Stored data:
───
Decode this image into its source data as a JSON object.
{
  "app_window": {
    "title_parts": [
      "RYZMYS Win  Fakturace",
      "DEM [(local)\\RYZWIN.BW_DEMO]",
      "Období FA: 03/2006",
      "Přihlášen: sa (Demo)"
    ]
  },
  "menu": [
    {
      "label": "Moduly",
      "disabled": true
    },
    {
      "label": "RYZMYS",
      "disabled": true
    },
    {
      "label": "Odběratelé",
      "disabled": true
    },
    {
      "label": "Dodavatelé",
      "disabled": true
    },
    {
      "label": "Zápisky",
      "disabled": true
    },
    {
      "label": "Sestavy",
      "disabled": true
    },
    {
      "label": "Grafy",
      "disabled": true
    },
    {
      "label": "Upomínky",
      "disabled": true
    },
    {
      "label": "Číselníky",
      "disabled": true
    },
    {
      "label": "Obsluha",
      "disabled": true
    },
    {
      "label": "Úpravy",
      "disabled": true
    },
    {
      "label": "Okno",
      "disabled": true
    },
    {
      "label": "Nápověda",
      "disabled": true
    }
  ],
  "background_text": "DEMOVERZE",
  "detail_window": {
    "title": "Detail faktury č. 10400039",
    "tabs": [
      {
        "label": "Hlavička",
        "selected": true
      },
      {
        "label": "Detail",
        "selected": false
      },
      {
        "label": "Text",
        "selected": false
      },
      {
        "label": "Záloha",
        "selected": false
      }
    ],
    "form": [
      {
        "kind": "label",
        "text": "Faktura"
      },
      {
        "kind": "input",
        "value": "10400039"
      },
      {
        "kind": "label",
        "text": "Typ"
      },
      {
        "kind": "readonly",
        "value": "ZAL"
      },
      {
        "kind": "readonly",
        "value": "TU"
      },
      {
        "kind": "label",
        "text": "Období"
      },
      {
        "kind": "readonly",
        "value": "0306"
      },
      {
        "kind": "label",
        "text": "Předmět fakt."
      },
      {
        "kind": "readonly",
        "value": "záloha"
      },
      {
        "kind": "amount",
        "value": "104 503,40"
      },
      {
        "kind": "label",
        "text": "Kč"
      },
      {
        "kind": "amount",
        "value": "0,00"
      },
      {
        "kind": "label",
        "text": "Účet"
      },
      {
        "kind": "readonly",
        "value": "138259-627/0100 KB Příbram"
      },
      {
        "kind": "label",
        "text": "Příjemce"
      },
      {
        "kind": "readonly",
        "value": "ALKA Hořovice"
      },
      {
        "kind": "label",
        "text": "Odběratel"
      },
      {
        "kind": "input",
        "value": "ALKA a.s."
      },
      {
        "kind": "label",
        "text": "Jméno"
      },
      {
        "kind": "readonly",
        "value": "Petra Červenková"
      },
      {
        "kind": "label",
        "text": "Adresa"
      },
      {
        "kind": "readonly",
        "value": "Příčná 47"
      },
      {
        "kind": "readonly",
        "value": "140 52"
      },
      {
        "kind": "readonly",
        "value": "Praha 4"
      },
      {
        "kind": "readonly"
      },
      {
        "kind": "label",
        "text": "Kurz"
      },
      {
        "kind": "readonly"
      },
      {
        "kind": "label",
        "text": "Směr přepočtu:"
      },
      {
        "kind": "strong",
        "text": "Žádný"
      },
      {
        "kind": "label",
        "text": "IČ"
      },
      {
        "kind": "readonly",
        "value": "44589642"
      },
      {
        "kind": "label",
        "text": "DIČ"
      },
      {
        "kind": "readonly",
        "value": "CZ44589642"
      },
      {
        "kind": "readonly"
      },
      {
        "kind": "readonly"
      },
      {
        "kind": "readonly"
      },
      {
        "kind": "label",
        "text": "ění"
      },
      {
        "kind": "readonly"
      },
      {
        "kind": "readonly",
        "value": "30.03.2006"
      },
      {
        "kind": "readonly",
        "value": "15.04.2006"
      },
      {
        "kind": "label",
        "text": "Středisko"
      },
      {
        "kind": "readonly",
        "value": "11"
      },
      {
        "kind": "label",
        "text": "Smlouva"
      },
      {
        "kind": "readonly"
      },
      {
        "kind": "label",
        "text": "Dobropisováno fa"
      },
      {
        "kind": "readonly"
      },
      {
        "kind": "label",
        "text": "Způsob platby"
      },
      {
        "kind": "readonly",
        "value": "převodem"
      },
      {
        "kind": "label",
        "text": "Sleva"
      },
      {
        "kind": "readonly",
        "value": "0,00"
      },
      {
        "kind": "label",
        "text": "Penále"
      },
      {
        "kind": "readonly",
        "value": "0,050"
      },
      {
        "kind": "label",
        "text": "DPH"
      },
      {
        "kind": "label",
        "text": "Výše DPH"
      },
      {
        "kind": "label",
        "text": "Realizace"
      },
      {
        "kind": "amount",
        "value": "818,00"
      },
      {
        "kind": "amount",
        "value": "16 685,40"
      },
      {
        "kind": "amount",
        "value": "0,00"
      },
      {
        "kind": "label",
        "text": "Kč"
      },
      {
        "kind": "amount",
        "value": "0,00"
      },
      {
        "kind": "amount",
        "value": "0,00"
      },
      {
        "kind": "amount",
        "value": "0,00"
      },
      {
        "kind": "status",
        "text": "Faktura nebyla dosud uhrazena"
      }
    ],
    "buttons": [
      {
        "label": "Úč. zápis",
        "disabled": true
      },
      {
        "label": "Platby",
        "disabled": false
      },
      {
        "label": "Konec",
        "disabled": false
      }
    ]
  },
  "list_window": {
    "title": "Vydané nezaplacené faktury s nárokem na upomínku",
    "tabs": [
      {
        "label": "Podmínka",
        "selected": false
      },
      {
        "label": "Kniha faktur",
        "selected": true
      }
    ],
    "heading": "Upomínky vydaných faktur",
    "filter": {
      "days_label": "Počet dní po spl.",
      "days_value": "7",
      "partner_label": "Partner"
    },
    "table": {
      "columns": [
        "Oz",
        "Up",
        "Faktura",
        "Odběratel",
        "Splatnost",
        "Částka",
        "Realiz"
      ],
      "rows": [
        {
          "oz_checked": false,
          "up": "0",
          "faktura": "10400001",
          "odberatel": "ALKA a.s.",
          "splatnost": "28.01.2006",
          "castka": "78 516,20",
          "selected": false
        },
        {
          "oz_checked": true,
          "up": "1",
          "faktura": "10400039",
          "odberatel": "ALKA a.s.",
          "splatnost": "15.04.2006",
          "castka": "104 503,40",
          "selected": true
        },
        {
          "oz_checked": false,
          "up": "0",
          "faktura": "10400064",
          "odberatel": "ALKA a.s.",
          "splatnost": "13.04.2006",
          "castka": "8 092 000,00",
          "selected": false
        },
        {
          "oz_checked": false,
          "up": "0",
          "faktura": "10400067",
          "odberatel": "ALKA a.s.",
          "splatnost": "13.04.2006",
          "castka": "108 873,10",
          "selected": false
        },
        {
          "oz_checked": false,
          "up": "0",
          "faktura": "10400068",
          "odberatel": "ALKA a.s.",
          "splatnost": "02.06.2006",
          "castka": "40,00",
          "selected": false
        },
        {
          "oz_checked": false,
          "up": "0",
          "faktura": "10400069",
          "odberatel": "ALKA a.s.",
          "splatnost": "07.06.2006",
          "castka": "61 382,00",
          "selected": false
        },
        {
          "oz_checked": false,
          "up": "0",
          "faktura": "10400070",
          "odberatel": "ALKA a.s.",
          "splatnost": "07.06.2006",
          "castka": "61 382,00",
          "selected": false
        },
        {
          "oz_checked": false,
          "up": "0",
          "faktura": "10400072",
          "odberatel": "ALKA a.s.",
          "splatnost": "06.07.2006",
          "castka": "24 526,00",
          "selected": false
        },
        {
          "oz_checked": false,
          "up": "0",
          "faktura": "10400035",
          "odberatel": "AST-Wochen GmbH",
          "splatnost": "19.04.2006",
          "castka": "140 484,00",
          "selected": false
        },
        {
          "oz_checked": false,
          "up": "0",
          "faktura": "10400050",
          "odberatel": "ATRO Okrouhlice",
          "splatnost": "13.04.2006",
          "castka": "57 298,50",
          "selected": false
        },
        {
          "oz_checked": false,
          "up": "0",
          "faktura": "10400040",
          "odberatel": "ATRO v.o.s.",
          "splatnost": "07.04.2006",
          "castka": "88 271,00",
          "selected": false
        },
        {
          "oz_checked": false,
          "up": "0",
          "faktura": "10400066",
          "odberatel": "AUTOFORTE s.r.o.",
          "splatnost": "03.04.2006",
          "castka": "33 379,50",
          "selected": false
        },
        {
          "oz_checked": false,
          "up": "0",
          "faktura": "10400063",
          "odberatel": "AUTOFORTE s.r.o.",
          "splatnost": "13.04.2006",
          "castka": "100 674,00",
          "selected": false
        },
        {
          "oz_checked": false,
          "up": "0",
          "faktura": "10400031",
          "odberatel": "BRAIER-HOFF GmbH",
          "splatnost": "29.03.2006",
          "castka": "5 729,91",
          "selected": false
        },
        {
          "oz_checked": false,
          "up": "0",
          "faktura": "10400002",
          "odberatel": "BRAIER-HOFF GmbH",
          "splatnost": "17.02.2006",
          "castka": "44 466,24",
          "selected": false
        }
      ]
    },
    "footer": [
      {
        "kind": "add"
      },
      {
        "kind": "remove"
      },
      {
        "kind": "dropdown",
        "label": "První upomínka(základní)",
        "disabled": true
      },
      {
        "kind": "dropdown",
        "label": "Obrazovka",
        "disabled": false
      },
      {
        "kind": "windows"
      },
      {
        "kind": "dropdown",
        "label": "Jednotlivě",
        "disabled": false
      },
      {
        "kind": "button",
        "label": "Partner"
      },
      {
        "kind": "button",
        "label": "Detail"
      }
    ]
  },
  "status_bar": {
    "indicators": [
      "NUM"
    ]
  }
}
───
**SET EXERCISE**
Lines containing the word "Partner" are to be tallied; report only the total.

**OUTPUT BELOW**
2